### Problem statement
Search the material for the string "color", then return every line where it is found.

### Data to use
-- BEGIN --

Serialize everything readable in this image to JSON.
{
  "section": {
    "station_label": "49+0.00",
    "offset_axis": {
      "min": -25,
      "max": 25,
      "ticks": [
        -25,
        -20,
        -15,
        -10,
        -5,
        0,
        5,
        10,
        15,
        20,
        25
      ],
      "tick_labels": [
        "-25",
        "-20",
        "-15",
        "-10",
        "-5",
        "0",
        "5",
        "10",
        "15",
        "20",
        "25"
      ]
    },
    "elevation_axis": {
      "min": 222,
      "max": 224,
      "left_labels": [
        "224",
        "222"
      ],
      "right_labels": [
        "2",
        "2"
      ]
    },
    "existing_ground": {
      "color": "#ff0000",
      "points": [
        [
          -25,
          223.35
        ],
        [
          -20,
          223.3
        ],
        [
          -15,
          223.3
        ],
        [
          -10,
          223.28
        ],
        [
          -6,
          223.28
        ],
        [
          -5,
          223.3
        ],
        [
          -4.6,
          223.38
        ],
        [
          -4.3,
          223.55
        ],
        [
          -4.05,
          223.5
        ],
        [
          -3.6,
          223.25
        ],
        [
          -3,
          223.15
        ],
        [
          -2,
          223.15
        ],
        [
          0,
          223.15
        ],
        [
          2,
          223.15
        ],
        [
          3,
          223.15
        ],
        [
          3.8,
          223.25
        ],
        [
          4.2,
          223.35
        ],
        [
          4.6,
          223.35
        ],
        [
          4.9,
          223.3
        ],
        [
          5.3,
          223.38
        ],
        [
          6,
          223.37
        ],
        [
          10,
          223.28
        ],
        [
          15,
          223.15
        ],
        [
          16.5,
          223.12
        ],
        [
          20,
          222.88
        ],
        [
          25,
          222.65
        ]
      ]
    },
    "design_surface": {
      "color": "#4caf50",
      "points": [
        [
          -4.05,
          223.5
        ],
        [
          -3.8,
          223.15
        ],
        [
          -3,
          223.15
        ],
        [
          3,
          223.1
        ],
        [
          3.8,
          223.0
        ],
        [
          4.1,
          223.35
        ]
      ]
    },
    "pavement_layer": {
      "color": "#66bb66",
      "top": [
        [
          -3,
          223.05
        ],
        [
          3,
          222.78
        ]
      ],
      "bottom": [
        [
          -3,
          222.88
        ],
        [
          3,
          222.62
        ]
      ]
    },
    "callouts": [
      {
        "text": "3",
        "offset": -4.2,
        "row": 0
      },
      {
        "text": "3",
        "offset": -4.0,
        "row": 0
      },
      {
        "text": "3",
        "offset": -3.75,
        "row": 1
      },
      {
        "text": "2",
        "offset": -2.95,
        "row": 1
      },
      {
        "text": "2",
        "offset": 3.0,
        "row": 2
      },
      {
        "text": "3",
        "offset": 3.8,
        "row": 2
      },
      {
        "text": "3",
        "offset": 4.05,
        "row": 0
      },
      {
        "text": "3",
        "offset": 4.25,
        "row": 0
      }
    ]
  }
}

-- END --

### Reply to the exercise
      "color": "#ff0000",
      "color": "#4caf50",
      "color": "#66bb66",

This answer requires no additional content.